Objective -
The records that follow should be retyped word for word.
*** Record extracts
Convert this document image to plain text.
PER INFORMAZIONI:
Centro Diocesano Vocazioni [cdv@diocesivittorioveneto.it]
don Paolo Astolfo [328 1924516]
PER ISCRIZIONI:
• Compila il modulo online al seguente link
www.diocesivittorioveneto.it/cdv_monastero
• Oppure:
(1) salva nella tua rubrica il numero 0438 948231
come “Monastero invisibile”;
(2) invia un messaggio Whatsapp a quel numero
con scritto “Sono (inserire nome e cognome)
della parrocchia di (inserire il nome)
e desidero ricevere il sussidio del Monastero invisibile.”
******
Solution to this task -
Convert this document image to plain text.
PER INFORMAZIONI:
Centro Diocesano Vocazioni [cdv@diocesivittorioveneto.it]
don Paolo Astolfo [328 1924516]
PER ISCRIZIONI:
• Compila il modulo online al seguente link
www.diocesivittorioveneto.it/cdv_monastero
• Oppure:
(1) salva nella tua rubrica il numero 0438 948231
come “Monastero invisibile”;
(2) invia un messaggio Whatsapp a quel numero
con scritto “Sono (inserire nome e cognome)
della parrocchia di (inserire il nome)
e desidero ricevere il sussidio del Monastero invisibile.”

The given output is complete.